Task prompt. Output every line of the records below unchanged.

Annotations of layout elements
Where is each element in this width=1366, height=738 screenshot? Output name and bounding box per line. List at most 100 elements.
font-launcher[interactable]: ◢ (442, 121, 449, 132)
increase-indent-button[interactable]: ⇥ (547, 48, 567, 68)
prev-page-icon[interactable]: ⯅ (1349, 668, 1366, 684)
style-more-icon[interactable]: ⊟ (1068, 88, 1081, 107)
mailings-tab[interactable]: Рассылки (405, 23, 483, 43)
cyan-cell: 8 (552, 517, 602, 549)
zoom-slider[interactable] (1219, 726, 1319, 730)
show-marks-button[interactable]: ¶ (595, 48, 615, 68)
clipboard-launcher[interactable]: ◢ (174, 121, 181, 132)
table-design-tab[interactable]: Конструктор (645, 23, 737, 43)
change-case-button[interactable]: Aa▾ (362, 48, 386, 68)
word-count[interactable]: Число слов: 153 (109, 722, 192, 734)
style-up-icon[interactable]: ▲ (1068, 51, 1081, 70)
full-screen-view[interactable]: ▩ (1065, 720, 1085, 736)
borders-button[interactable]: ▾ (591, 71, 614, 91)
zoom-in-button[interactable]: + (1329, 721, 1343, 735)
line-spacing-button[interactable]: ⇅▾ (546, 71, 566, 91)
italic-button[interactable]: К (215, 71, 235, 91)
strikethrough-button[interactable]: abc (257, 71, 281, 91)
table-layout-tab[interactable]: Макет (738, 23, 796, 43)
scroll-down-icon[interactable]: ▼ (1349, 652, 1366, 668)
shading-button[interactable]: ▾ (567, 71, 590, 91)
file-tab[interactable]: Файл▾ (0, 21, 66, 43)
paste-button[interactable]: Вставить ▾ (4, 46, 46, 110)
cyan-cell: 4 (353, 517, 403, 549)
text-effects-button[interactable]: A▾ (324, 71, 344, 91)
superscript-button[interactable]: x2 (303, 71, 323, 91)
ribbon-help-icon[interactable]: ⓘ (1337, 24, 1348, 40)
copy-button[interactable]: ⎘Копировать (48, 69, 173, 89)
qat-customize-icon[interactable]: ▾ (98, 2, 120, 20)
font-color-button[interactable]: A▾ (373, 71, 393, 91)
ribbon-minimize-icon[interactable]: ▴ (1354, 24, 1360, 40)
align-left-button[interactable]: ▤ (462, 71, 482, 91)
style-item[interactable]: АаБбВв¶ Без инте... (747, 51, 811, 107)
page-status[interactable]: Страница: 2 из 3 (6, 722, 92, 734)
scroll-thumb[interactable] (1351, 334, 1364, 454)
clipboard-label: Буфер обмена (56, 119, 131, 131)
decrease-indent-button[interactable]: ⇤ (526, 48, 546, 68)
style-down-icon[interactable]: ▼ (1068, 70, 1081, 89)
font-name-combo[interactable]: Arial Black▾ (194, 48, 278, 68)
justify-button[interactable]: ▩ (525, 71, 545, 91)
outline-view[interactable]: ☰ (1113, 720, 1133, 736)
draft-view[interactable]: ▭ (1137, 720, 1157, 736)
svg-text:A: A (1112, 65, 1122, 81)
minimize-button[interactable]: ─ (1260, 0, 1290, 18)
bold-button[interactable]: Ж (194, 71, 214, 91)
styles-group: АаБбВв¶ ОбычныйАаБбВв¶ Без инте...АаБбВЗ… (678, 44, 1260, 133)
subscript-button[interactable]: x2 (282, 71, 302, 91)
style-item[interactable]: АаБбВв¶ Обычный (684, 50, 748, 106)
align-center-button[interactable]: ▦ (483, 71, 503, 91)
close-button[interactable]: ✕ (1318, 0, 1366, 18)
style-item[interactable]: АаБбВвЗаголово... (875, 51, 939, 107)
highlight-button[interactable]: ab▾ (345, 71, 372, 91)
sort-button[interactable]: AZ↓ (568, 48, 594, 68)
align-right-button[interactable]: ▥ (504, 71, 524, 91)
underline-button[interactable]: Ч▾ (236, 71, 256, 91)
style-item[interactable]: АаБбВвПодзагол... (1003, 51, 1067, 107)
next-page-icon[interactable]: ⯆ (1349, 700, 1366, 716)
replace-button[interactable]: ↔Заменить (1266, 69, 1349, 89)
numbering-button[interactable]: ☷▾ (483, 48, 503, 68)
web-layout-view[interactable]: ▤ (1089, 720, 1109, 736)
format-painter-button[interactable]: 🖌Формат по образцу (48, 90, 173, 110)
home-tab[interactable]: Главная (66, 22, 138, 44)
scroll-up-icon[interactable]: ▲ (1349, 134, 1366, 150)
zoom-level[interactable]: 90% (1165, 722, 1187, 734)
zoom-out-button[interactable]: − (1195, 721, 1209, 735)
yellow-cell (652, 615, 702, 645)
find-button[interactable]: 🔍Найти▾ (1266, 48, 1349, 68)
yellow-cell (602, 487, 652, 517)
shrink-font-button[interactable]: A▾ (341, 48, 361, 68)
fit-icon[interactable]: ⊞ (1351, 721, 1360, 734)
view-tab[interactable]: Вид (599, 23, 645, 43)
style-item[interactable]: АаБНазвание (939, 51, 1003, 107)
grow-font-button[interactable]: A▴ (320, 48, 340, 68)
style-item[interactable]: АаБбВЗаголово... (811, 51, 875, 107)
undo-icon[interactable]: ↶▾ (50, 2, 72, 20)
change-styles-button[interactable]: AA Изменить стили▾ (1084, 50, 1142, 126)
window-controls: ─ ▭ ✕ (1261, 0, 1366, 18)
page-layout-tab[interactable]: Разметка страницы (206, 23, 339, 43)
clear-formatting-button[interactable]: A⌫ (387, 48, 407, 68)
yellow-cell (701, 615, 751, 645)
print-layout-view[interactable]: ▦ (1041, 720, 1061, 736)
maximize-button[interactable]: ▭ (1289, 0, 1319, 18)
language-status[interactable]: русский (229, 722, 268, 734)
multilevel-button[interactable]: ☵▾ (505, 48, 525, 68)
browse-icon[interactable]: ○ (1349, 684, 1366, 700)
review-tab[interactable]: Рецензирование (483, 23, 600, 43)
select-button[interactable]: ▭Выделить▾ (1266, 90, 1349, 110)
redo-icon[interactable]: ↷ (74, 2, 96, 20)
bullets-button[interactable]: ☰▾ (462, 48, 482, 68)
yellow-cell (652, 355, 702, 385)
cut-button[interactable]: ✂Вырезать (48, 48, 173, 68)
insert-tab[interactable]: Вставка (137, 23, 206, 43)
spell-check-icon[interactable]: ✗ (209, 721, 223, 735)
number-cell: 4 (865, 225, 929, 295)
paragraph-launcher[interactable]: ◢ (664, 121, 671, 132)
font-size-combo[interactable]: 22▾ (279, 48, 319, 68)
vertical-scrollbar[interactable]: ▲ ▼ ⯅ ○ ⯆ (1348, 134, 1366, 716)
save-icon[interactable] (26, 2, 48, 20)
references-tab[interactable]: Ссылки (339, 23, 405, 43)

Solution to the problem.
Where is each element in this width=1366, height=738 screenshot? Output name and bounding box per line. List at most 100 elements.
font-launcher[interactable]: ◢ (442, 121, 449, 132)
increase-indent-button[interactable]: ⇥ (547, 48, 567, 68)
prev-page-icon[interactable]: ⯅ (1349, 668, 1366, 684)
style-more-icon[interactable]: ⊟ (1068, 88, 1081, 107)
mailings-tab[interactable]: Рассылки (405, 23, 483, 43)
cyan-cell: 8 (552, 517, 602, 549)
zoom-slider[interactable] (1219, 726, 1319, 730)
show-marks-button[interactable]: ¶ (595, 48, 615, 68)
clipboard-launcher[interactable]: ◢ (174, 121, 181, 132)
table-design-tab[interactable]: Конструктор (645, 23, 737, 43)
change-case-button[interactable]: Aa▾ (362, 48, 386, 68)
word-count[interactable]: Число слов: 153 (109, 722, 192, 734)
style-up-icon[interactable]: ▲ (1068, 51, 1081, 70)
full-screen-view[interactable]: ▩ (1065, 720, 1085, 736)
borders-button[interactable]: ▾ (591, 71, 614, 91)
zoom-in-button[interactable]: + (1329, 721, 1343, 735)
line-spacing-button[interactable]: ⇅▾ (546, 71, 566, 91)
italic-button[interactable]: К (215, 71, 235, 91)
strikethrough-button[interactable]: abc (257, 71, 281, 91)
table-layout-tab[interactable]: Макет (738, 23, 796, 43)
scroll-down-icon[interactable]: ▼ (1349, 652, 1366, 668)
shading-button[interactable]: ▾ (567, 71, 590, 91)
file-tab[interactable]: Файл▾ (0, 21, 66, 43)
paste-button[interactable]: Вставить ▾ (4, 46, 46, 110)
cyan-cell: 4 (353, 517, 403, 549)
text-effects-button[interactable]: A▾ (324, 71, 344, 91)
superscript-button[interactable]: x2 (303, 71, 323, 91)
ribbon-help-icon[interactable]: ⓘ (1337, 24, 1348, 40)
copy-button[interactable]: ⎘Копировать (48, 69, 173, 89)
qat-customize-icon[interactable]: ▾ (98, 2, 120, 20)
font-color-button[interactable]: A▾ (373, 71, 393, 91)
ribbon-minimize-icon[interactable]: ▴ (1354, 24, 1360, 40)
align-left-button[interactable]: ▤ (462, 71, 482, 91)
style-item[interactable]: АаБбВв¶ Без инте... (747, 51, 811, 107)
page-status[interactable]: Страница: 2 из 3 (6, 722, 92, 734)
scroll-thumb[interactable] (1351, 334, 1364, 454)
clipboard-label: Буфер обмена (56, 119, 131, 131)
decrease-indent-button[interactable]: ⇤ (526, 48, 546, 68)
style-down-icon[interactable]: ▼ (1068, 70, 1081, 89)
font-name-combo[interactable]: Arial Black▾ (194, 48, 278, 68)
justify-button[interactable]: ▩ (525, 71, 545, 91)
outline-view[interactable]: ☰ (1113, 720, 1133, 736)
draft-view[interactable]: ▭ (1137, 720, 1157, 736)
svg-text:A: A (1112, 65, 1122, 81)
minimize-button[interactable]: ─ (1260, 0, 1290, 18)
bold-button[interactable]: Ж (194, 71, 214, 91)
styles-group: АаБбВв¶ ОбычныйАаБбВв¶ Без инте...АаБбВЗ… (678, 44, 1260, 133)
subscript-button[interactable]: x2 (282, 71, 302, 91)
style-item[interactable]: АаБбВв¶ Обычный (684, 50, 748, 106)
align-center-button[interactable]: ▦ (483, 71, 503, 91)
close-button[interactable]: ✕ (1318, 0, 1366, 18)
style-item[interactable]: АаБбВвЗаголово... (875, 51, 939, 107)
highlight-button[interactable]: ab▾ (345, 71, 372, 91)
sort-button[interactable]: AZ↓ (568, 48, 594, 68)
align-right-button[interactable]: ▥ (504, 71, 524, 91)
underline-button[interactable]: Ч▾ (236, 71, 256, 91)
style-item[interactable]: АаБбВвПодзагол... (1003, 51, 1067, 107)
next-page-icon[interactable]: ⯆ (1349, 700, 1366, 716)
replace-button[interactable]: ↔Заменить (1266, 69, 1349, 89)
numbering-button[interactable]: ☷▾ (483, 48, 503, 68)
web-layout-view[interactable]: ▤ (1089, 720, 1109, 736)
format-painter-button[interactable]: 🖌Формат по образцу (48, 90, 173, 110)
home-tab[interactable]: Главная (66, 22, 138, 44)
scroll-up-icon[interactable]: ▲ (1349, 134, 1366, 150)
zoom-level[interactable]: 90% (1165, 722, 1187, 734)
zoom-out-button[interactable]: − (1195, 721, 1209, 735)
yellow-cell (652, 615, 702, 645)
find-button[interactable]: 🔍Найти▾ (1266, 48, 1349, 68)
yellow-cell (602, 487, 652, 517)
shrink-font-button[interactable]: A▾ (341, 48, 361, 68)
fit-icon[interactable]: ⊞ (1351, 721, 1360, 734)
view-tab[interactable]: Вид (599, 23, 645, 43)
style-item[interactable]: АаБНазвание (939, 51, 1003, 107)
grow-font-button[interactable]: A▴ (320, 48, 340, 68)
style-item[interactable]: АаБбВЗаголово... (811, 51, 875, 107)
undo-icon[interactable]: ↶▾ (50, 2, 72, 20)
change-styles-button[interactable]: AA Изменить стили▾ (1084, 50, 1142, 126)
window-controls: ─ ▭ ✕ (1261, 0, 1366, 18)
page-layout-tab[interactable]: Разметка страницы (206, 23, 339, 43)
clear-formatting-button[interactable]: A⌫ (387, 48, 407, 68)
yellow-cell (701, 615, 751, 645)
print-layout-view[interactable]: ▦ (1041, 720, 1061, 736)
maximize-button[interactable]: ▭ (1289, 0, 1319, 18)
language-status[interactable]: русский (229, 722, 268, 734)
multilevel-button[interactable]: ☵▾ (505, 48, 525, 68)
browse-icon[interactable]: ○ (1349, 684, 1366, 700)
review-tab[interactable]: Рецензирование (483, 23, 600, 43)
select-button[interactable]: ▭Выделить▾ (1266, 90, 1349, 110)
redo-icon[interactable]: ↷ (74, 2, 96, 20)
bullets-button[interactable]: ☰▾ (462, 48, 482, 68)
yellow-cell (652, 355, 702, 385)
cut-button[interactable]: ✂Вырезать (48, 48, 173, 68)
insert-tab[interactable]: Вставка (137, 23, 206, 43)
spell-check-icon[interactable]: ✗ (209, 721, 223, 735)
number-cell: 4 (865, 225, 929, 295)
paragraph-launcher[interactable]: ◢ (664, 121, 671, 132)
font-size-combo[interactable]: 22▾ (279, 48, 319, 68)
vertical-scrollbar[interactable]: ▲ ▼ ⯅ ○ ⯆ (1348, 134, 1366, 716)
save-icon[interactable] (26, 2, 48, 20)
references-tab[interactable]: Ссылки (339, 23, 405, 43)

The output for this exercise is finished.